**Short exercise**. In the listing below, locate the lines bearing the word "County". Copy every one of them.

**Supplied material**.
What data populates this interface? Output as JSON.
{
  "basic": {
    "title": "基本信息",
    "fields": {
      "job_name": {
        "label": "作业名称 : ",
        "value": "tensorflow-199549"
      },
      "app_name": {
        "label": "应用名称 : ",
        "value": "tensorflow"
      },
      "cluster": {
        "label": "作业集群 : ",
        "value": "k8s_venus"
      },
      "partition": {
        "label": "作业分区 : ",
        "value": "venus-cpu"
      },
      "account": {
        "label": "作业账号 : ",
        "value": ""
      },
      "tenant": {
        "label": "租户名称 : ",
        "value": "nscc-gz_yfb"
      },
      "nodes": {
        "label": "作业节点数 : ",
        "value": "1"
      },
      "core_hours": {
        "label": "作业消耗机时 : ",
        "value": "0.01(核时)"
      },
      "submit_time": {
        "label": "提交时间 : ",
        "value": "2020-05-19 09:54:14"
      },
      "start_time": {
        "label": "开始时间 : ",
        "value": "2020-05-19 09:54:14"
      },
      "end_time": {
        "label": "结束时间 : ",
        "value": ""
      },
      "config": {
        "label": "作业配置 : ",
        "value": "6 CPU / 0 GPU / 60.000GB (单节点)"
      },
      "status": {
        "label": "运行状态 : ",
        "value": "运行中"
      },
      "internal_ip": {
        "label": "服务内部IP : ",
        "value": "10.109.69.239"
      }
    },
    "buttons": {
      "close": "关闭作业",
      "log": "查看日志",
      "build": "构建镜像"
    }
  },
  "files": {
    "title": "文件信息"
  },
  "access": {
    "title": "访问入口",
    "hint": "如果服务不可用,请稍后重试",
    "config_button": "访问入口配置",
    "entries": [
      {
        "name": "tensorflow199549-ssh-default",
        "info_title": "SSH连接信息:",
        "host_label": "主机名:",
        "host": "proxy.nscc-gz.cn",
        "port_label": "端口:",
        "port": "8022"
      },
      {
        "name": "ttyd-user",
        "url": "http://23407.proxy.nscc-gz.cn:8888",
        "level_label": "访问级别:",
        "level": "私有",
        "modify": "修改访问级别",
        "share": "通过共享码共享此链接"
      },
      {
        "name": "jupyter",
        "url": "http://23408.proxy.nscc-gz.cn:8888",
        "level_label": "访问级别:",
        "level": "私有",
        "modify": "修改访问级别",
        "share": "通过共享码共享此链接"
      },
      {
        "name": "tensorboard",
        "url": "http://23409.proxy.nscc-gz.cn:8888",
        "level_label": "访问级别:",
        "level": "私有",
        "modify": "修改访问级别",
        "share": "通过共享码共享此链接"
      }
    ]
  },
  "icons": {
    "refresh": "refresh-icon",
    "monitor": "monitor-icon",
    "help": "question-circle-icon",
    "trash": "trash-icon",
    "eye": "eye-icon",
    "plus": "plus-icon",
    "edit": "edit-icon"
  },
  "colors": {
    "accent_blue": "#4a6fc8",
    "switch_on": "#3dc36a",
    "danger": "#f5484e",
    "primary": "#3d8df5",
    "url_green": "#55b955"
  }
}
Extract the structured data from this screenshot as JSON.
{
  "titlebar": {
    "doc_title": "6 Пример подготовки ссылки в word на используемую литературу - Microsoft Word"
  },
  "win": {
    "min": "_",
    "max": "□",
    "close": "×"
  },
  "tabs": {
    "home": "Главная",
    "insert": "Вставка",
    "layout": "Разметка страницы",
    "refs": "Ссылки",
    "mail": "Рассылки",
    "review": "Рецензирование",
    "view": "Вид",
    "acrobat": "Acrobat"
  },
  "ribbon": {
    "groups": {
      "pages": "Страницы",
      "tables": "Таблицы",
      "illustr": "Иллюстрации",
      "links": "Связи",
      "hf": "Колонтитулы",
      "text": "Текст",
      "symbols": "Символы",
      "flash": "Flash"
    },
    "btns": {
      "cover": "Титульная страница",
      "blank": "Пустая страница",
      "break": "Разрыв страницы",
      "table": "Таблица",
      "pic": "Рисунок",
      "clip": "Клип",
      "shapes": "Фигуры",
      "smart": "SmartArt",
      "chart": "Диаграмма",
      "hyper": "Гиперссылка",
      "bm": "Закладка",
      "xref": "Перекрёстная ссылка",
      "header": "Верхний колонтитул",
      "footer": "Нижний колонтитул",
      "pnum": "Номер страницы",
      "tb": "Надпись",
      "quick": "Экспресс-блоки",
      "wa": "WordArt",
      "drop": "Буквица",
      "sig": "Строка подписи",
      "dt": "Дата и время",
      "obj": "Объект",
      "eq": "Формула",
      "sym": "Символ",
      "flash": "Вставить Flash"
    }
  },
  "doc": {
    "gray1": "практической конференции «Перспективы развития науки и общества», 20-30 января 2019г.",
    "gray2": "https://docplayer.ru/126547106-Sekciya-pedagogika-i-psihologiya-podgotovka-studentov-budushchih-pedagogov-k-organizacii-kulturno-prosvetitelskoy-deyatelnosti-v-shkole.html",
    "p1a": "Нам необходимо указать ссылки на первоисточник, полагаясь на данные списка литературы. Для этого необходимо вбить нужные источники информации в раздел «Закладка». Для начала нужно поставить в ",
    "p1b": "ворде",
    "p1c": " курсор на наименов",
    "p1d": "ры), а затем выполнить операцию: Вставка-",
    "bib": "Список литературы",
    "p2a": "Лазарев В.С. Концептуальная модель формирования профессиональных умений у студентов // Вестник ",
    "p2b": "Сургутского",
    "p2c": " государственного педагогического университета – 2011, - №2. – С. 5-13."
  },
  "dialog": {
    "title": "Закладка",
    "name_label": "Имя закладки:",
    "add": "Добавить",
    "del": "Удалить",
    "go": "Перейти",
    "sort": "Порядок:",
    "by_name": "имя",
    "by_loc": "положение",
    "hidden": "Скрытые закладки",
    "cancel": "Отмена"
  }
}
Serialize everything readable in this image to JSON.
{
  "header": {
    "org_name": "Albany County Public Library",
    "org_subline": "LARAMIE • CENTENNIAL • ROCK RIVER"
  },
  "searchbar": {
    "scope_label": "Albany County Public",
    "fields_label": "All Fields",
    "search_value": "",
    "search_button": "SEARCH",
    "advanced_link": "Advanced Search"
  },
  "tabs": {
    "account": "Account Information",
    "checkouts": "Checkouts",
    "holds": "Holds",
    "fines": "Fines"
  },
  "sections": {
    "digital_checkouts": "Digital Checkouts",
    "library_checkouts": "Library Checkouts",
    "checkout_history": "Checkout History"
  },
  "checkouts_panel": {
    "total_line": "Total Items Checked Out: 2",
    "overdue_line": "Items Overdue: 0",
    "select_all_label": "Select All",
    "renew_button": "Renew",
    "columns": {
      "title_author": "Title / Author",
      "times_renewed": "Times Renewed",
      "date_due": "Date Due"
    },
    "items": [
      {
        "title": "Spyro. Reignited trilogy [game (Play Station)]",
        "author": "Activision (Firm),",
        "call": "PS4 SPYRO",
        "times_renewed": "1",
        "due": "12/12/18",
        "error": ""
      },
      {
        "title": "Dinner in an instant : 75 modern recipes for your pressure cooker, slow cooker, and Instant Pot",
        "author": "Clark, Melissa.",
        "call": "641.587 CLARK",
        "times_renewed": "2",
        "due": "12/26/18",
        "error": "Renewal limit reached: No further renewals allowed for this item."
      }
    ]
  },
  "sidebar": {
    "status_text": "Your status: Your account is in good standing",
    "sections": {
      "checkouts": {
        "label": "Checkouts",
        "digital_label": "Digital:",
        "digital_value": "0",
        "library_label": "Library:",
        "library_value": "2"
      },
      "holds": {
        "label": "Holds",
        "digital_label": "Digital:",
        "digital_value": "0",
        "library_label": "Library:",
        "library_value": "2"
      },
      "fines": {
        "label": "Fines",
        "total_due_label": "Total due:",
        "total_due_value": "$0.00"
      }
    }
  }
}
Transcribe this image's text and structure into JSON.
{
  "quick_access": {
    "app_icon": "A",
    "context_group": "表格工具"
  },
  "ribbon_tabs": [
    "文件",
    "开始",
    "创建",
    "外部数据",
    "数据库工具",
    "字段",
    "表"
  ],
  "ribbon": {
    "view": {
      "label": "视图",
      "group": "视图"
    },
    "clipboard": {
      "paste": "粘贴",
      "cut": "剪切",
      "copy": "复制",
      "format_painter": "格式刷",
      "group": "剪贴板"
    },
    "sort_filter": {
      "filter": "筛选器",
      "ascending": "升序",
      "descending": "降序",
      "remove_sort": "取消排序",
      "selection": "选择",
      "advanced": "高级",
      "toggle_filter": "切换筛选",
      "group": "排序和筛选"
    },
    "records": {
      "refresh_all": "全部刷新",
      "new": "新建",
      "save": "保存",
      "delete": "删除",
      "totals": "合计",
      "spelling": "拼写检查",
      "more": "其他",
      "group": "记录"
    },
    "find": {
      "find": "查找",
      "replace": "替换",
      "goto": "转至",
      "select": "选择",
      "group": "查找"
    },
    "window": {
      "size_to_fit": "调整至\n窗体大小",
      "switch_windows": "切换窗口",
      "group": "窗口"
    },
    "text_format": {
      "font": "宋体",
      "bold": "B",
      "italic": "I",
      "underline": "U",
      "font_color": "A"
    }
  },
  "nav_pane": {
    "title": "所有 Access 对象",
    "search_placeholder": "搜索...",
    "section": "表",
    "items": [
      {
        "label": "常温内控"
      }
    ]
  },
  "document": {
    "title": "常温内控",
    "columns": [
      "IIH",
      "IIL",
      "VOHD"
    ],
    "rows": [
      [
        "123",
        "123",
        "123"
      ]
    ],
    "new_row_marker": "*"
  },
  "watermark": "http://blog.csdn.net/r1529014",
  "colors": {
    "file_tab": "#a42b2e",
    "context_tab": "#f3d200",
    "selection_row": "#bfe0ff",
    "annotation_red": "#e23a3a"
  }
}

**Exercise answer**.
    "org_name": "Albany County Public Library",
    "scope_label": "Albany County Public",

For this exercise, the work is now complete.